* [SHORT EXERCISE] Go through the lines below and copy each one that holds the string "dxdy".
-- Start of INFORMATION PROVIDED --
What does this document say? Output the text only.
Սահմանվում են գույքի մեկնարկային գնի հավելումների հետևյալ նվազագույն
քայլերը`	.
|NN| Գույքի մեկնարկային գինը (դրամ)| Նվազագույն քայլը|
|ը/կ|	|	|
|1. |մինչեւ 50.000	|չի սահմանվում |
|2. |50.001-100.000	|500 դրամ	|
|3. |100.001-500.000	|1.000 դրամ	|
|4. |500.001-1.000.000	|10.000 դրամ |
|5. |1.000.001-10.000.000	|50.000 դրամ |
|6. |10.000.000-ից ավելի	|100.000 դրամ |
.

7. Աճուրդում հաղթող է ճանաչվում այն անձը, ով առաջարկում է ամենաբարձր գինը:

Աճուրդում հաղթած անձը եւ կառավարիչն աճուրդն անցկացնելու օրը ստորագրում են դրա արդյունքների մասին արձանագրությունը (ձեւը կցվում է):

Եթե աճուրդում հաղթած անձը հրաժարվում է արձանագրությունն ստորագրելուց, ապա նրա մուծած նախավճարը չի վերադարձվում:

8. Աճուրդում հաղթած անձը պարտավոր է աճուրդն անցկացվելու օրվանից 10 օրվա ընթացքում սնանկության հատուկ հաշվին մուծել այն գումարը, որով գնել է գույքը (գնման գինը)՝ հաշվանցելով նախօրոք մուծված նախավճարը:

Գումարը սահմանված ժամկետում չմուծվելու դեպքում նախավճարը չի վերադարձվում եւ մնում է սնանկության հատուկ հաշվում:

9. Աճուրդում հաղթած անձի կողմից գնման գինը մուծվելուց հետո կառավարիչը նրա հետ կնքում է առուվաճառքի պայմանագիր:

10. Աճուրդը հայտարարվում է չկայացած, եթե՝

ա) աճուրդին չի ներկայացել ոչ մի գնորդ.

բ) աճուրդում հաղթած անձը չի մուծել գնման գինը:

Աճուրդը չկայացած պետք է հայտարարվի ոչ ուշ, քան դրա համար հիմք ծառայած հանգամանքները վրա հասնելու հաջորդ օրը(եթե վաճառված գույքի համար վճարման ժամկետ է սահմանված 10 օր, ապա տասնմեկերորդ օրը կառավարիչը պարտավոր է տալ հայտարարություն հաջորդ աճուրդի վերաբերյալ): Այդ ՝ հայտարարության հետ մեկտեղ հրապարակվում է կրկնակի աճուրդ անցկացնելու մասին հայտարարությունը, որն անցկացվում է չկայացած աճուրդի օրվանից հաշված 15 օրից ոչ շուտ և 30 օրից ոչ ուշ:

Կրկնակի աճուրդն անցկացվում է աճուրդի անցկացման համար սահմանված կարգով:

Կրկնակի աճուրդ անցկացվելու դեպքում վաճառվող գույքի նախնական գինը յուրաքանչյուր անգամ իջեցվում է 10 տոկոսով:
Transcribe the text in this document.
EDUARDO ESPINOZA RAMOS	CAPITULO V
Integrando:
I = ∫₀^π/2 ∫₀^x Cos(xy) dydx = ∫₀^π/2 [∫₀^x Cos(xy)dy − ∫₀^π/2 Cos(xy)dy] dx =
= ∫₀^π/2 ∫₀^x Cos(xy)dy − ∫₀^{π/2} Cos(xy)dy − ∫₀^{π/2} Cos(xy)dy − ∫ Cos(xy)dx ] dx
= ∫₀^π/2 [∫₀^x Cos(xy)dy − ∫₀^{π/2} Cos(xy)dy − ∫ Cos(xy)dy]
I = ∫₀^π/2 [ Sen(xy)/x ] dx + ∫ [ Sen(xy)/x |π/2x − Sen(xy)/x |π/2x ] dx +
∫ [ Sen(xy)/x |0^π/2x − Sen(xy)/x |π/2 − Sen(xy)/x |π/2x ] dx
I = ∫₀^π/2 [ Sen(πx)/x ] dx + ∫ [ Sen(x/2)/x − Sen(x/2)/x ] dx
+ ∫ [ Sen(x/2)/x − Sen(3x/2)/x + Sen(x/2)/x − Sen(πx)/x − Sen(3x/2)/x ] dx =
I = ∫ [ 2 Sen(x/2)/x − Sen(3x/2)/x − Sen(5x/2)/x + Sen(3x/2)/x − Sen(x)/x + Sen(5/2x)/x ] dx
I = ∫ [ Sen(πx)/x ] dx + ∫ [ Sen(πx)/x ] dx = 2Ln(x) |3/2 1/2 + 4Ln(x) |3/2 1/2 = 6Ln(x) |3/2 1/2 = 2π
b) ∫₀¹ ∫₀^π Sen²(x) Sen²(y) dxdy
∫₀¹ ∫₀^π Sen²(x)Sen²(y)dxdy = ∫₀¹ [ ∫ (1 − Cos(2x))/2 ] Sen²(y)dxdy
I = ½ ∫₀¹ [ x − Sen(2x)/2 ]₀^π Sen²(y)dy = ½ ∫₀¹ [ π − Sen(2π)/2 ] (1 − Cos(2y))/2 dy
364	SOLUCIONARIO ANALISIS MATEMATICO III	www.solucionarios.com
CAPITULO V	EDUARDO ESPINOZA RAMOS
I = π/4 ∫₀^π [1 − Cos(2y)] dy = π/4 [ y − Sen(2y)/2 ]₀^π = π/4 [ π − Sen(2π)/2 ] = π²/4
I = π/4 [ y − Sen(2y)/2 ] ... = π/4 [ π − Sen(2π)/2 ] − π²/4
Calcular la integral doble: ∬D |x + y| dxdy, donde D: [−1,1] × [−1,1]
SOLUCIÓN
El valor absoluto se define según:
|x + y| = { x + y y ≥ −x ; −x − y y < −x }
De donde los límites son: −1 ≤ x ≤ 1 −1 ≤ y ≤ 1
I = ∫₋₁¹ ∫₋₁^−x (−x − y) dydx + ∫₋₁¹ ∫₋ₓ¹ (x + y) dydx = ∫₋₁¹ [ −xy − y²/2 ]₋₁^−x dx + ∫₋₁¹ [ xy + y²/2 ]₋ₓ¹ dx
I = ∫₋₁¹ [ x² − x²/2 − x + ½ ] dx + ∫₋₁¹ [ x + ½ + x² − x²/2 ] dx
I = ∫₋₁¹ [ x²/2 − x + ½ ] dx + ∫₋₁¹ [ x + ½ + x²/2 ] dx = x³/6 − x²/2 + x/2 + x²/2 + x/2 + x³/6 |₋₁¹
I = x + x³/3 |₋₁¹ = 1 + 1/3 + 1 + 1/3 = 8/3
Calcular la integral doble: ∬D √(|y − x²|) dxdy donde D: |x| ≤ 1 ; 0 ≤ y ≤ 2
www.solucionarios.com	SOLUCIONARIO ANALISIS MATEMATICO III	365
-- End of INFORMATION PROVIDED --
* [EXERCISE OUTPUT]
b) ∫₀¹ ∫₀^π Sen²(x) Sen²(y) dxdy
∫₀¹ ∫₀^π Sen²(x)Sen²(y)dxdy = ∫₀¹ [ ∫ (1 − Cos(2x))/2 ] Sen²(y)dxdy
Calcular la integral doble: ∬D |x + y| dxdy, donde D: [−1,1] × [−1,1]
Calcular la integral doble: ∬D √(|y − x²|) dxdy donde D: |x| ≤ 1 ; 0 ≤ y ≤ 2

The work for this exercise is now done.